### Provided entries ###
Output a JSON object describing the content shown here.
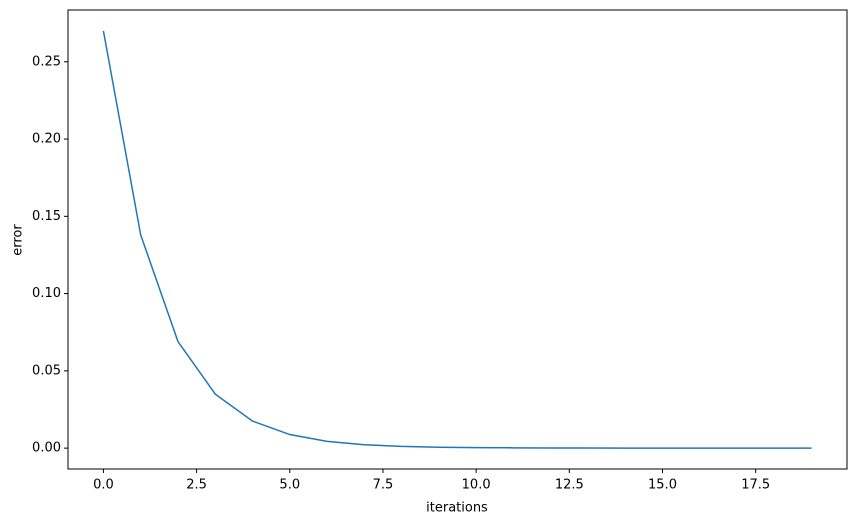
{
  "chart_data": {
    "type": "line",
    "xlabel": "iterations",
    "ylabel": "error",
    "x": [
      0,
      1,
      2,
      3,
      4,
      5,
      6,
      7,
      8,
      9,
      10,
      11,
      12,
      13,
      14,
      15,
      16,
      17,
      18,
      19
    ],
    "series": [
      {
        "color": "#1f77b4",
        "values": [
          0.27,
          0.138,
          0.069,
          0.035,
          0.0175,
          0.0088,
          0.0044,
          0.0022,
          0.0011,
          0.0006,
          0.0003,
          0.0002,
          0.0001,
          5e-05,
          3e-05,
          1e-05,
          1e-05,
          0,
          0,
          0
        ]
      }
    ],
    "xlim": [
      -0.95,
      19.95
    ],
    "xticks": [
      {
        "value": 0,
        "label": "0.0"
      },
      2.5,
      {
        "value": 5,
        "label": "5.0"
      },
      7.5,
      {
        "value": 10,
        "label": "10.0"
      },
      12.5,
      {
        "value": 15,
        "label": "15.0"
      },
      17.5
    ],
    "ylim": [
      -0.0135,
      0.2835
    ],
    "yticks": [
      {
        "value": 0,
        "label": "0.00"
      },
      0.05,
      {
        "value": 0.1,
        "label": "0.10"
      },
      0.15,
      {
        "value": 0.2,
        "label": "0.20"
      },
      0.25
    ]
  }
}
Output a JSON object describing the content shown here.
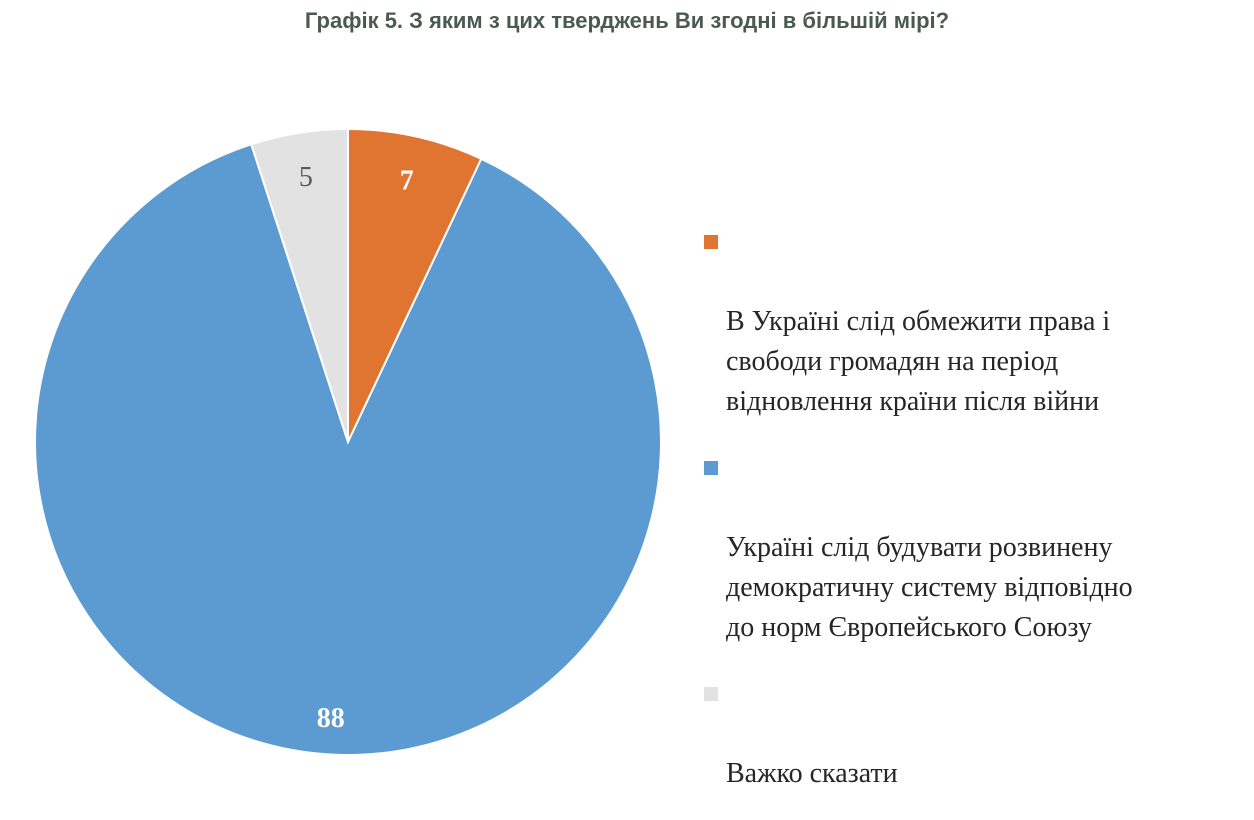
{
  "title": "Графік 5. З яким з цих тверджень Ви згодні в більшій мірі?",
  "chart_data": {
    "type": "pie",
    "title": "Графік 5. З яким з цих тверджень Ви згодні в більшій мірі?",
    "slices": [
      {
        "label": "В Україні слід обмежити права і\nсвободи громадян на період\nвідновлення країни після війни",
        "value": 7,
        "value_label": "7",
        "color": "#e07531",
        "label_color": "#ffffff"
      },
      {
        "label": "Україні слід будувати розвинену\nдемократичну  систему відповідно\nдо норм Європейського Союзу",
        "value": 88,
        "value_label": "88",
        "color": "#5b9bd1",
        "label_color": "#ffffff"
      },
      {
        "label": "Важко сказати",
        "value": 5,
        "value_label": "5",
        "color": "#e2e2e2",
        "label_color": "#595959"
      }
    ],
    "start_angle_deg": 0,
    "direction": "clockwise",
    "legend_position": "right"
  }
}
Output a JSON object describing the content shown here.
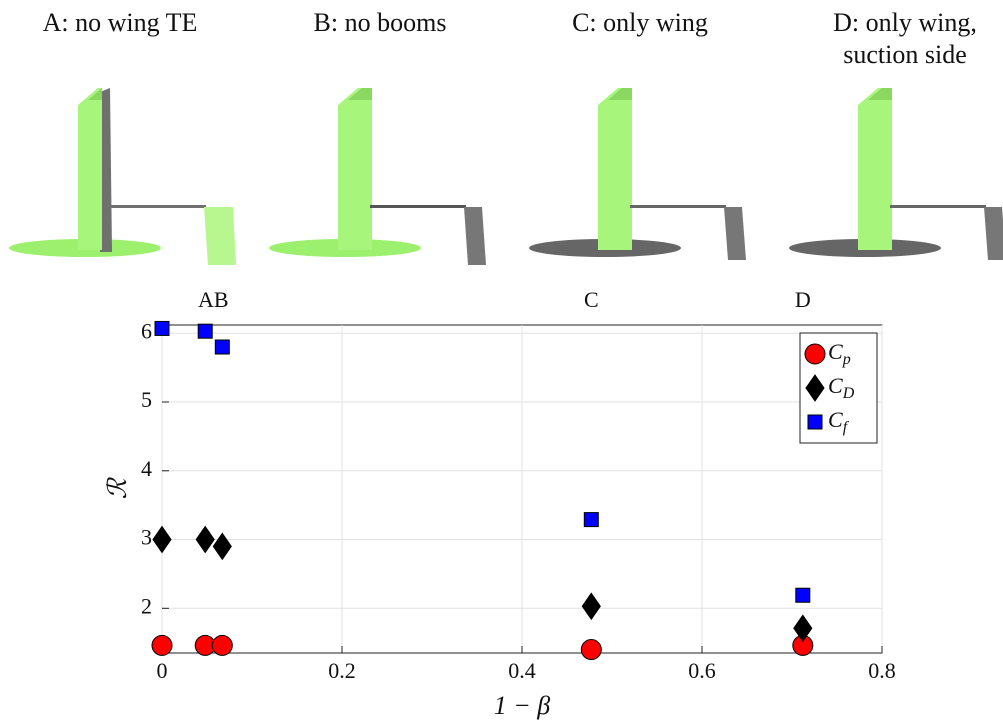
{
  "panels": [
    {
      "title": [
        "A: no wing TE"
      ]
    },
    {
      "title": [
        "B: no booms"
      ]
    },
    {
      "title": [
        "C: only wing"
      ]
    },
    {
      "title": [
        "D: only wing,",
        "suction side"
      ]
    }
  ],
  "chart_data": {
    "type": "scatter",
    "x_label": "1 − β",
    "y_label": "ℛ",
    "x": [
      0,
      0.048,
      0.067,
      0.477,
      0.712
    ],
    "series": [
      {
        "name": "C_p",
        "color": "#ff0000",
        "marker": "circle",
        "values": [
          1.46,
          1.46,
          1.46,
          1.4,
          1.46
        ]
      },
      {
        "name": "C_D",
        "color": "#000000",
        "marker": "diamond",
        "values": [
          3.0,
          3.0,
          2.9,
          2.03,
          1.71
        ]
      },
      {
        "name": "C_f",
        "color": "#0000ff",
        "marker": "square",
        "values": [
          6.07,
          6.03,
          5.8,
          3.29,
          2.19
        ]
      }
    ],
    "annotations": [
      {
        "text": "AB",
        "x": 0.057
      },
      {
        "text": "C",
        "x": 0.477
      },
      {
        "text": "D",
        "x": 0.712
      }
    ],
    "xlim": [
      0,
      0.8
    ],
    "ylim": [
      1.35,
      6.12
    ],
    "xticks": [
      0,
      0.2,
      0.4,
      0.6,
      0.8
    ],
    "yticks": [
      2,
      3,
      4,
      5,
      6
    ],
    "grid": true,
    "legend": "upper right"
  }
}
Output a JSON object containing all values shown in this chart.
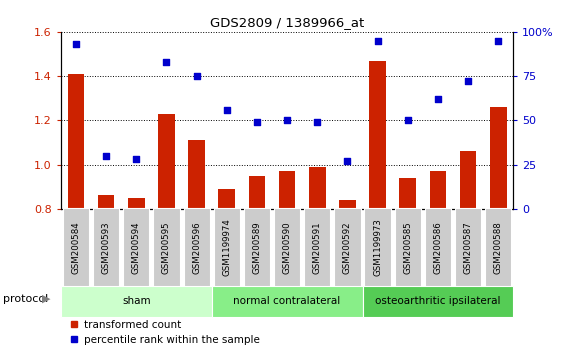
{
  "title": "GDS2809 / 1389966_at",
  "categories": [
    "GSM200584",
    "GSM200593",
    "GSM200594",
    "GSM200595",
    "GSM200596",
    "GSM1199974",
    "GSM200589",
    "GSM200590",
    "GSM200591",
    "GSM200592",
    "GSM1199973",
    "GSM200585",
    "GSM200586",
    "GSM200587",
    "GSM200588"
  ],
  "bar_values": [
    1.41,
    0.86,
    0.85,
    1.23,
    1.11,
    0.89,
    0.95,
    0.97,
    0.99,
    0.84,
    1.47,
    0.94,
    0.97,
    1.06,
    1.26
  ],
  "scatter_values": [
    93,
    30,
    28,
    83,
    75,
    56,
    49,
    50,
    49,
    27,
    95,
    50,
    62,
    72,
    95
  ],
  "bar_color": "#cc2200",
  "scatter_color": "#0000cc",
  "ylim_left": [
    0.8,
    1.6
  ],
  "ylim_right": [
    0,
    100
  ],
  "yticks_left": [
    0.8,
    1.0,
    1.2,
    1.4,
    1.6
  ],
  "yticks_right": [
    0,
    25,
    50,
    75,
    100
  ],
  "ytick_labels_right": [
    "0",
    "25",
    "50",
    "75",
    "100%"
  ],
  "groups": [
    {
      "label": "sham",
      "start": 0,
      "end": 5,
      "color": "#ccffcc"
    },
    {
      "label": "normal contralateral",
      "start": 5,
      "end": 10,
      "color": "#88ee88"
    },
    {
      "label": "osteoarthritic ipsilateral",
      "start": 10,
      "end": 15,
      "color": "#55cc55"
    }
  ],
  "protocol_label": "protocol",
  "legend_bar_label": "transformed count",
  "legend_scatter_label": "percentile rank within the sample",
  "tick_label_bg": "#cccccc",
  "background_color": "#ffffff"
}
###
Copy out each record shown above without alteration, skipping any picture.

Output a JSON object describing the content shown here.
{
  "chart_data": {
    "type": "line",
    "xlabel": "iterations",
    "ylabel": "error",
    "x": [
      0,
      1,
      2,
      3,
      4,
      5,
      6,
      7,
      8,
      9,
      10,
      11,
      12,
      13,
      14,
      15,
      16,
      17,
      18,
      19
    ],
    "series": [
      {
        "color": "#1f77b4",
        "values": [
          0.27,
          0.138,
          0.069,
          0.035,
          0.0175,
          0.0088,
          0.0044,
          0.0022,
          0.0011,
          0.0006,
          0.0003,
          0.0002,
          0.0001,
          5e-05,
          3e-05,
          1e-05,
          1e-05,
          0,
          0,
          0
        ]
      }
    ],
    "xlim": [
      -0.95,
      19.95
    ],
    "xticks": [
      {
        "value": 0,
        "label": "0.0"
      },
      2.5,
      {
        "value": 5,
        "label": "5.0"
      },
      7.5,
      {
        "value": 10,
        "label": "10.0"
      },
      12.5,
      {
        "value": 15,
        "label": "15.0"
      },
      17.5
    ],
    "ylim": [
      -0.0135,
      0.2835
    ],
    "yticks": [
      {
        "value": 0,
        "label": "0.00"
      },
      0.05,
      {
        "value": 0.1,
        "label": "0.10"
      },
      0.15,
      {
        "value": 0.2,
        "label": "0.20"
      },
      0.25
    ]
  }
}
Output a JSON object describing the content shown here.
{
  "title": "Графік 5. З яким з цих тверджень Ви згодні в більшій мірі?",
  "chart_data": {
    "type": "pie",
    "title": "Графік 5. З яким з цих тверджень Ви згодні в більшій мірі?",
    "slices": [
      {
        "label": "В Україні слід обмежити права і\nсвободи громадян на період\nвідновлення країни після війни",
        "value": 7,
        "value_label": "7",
        "color": "#e07531",
        "label_color": "#ffffff"
      },
      {
        "label": "Україні слід будувати розвинену\nдемократичну  систему відповідно\nдо норм Європейського Союзу",
        "value": 88,
        "value_label": "88",
        "color": "#5b9bd1",
        "label_color": "#ffffff"
      },
      {
        "label": "Важко сказати",
        "value": 5,
        "value_label": "5",
        "color": "#e2e2e2",
        "label_color": "#595959"
      }
    ],
    "start_angle_deg": 0,
    "direction": "clockwise",
    "legend_position": "right"
  }
}
Output a JSON object describing the content shown here.
{
  "panels": [
    {
      "title": [
        "A: no wing TE"
      ]
    },
    {
      "title": [
        "B: no booms"
      ]
    },
    {
      "title": [
        "C: only wing"
      ]
    },
    {
      "title": [
        "D: only wing,",
        "suction side"
      ]
    }
  ],
  "chart_data": {
    "type": "scatter",
    "x_label": "1 − β",
    "y_label": "ℛ",
    "x": [
      0,
      0.048,
      0.067,
      0.477,
      0.712
    ],
    "series": [
      {
        "name": "C_p",
        "color": "#ff0000",
        "marker": "circle",
        "values": [
          1.46,
          1.46,
          1.46,
          1.4,
          1.46
        ]
      },
      {
        "name": "C_D",
        "color": "#000000",
        "marker": "diamond",
        "values": [
          3.0,
          3.0,
          2.9,
          2.03,
          1.71
        ]
      },
      {
        "name": "C_f",
        "color": "#0000ff",
        "marker": "square",
        "values": [
          6.07,
          6.03,
          5.8,
          3.29,
          2.19
        ]
      }
    ],
    "annotations": [
      {
        "text": "AB",
        "x": 0.057
      },
      {
        "text": "C",
        "x": 0.477
      },
      {
        "text": "D",
        "x": 0.712
      }
    ],
    "xlim": [
      0,
      0.8
    ],
    "ylim": [
      1.35,
      6.12
    ],
    "xticks": [
      0,
      0.2,
      0.4,
      0.6,
      0.8
    ],
    "yticks": [
      2,
      3,
      4,
      5,
      6
    ],
    "grid": true,
    "legend": "upper right"
  }
}
Output a JSON object containing all values shown in this chart.
{
  "title": "GDS2809 / 1389966_at",
  "categories": [
    "GSM200584",
    "GSM200593",
    "GSM200594",
    "GSM200595",
    "GSM200596",
    "GSM1199974",
    "GSM200589",
    "GSM200590",
    "GSM200591",
    "GSM200592",
    "GSM1199973",
    "GSM200585",
    "GSM200586",
    "GSM200587",
    "GSM200588"
  ],
  "bar_values": [
    1.41,
    0.86,
    0.85,
    1.23,
    1.11,
    0.89,
    0.95,
    0.97,
    0.99,
    0.84,
    1.47,
    0.94,
    0.97,
    1.06,
    1.26
  ],
  "scatter_values": [
    93,
    30,
    28,
    83,
    75,
    56,
    49,
    50,
    49,
    27,
    95,
    50,
    62,
    72,
    95
  ],
  "bar_color": "#cc2200",
  "scatter_color": "#0000cc",
  "ylim_left": [
    0.8,
    1.6
  ],
  "ylim_right": [
    0,
    100
  ],
  "yticks_left": [
    0.8,
    1.0,
    1.2,
    1.4,
    1.6
  ],
  "yticks_right": [
    0,
    25,
    50,
    75,
    100
  ],
  "ytick_labels_right": [
    "0",
    "25",
    "50",
    "75",
    "100%"
  ],
  "groups": [
    {
      "label": "sham",
      "start": 0,
      "end": 5,
      "color": "#ccffcc"
    },
    {
      "label": "normal contralateral",
      "start": 5,
      "end": 10,
      "color": "#88ee88"
    },
    {
      "label": "osteoarthritic ipsilateral",
      "start": 10,
      "end": 15,
      "color": "#55cc55"
    }
  ],
  "protocol_label": "protocol",
  "legend_bar_label": "transformed count",
  "legend_scatter_label": "percentile rank within the sample",
  "tick_label_bg": "#cccccc",
  "background_color": "#ffffff"
}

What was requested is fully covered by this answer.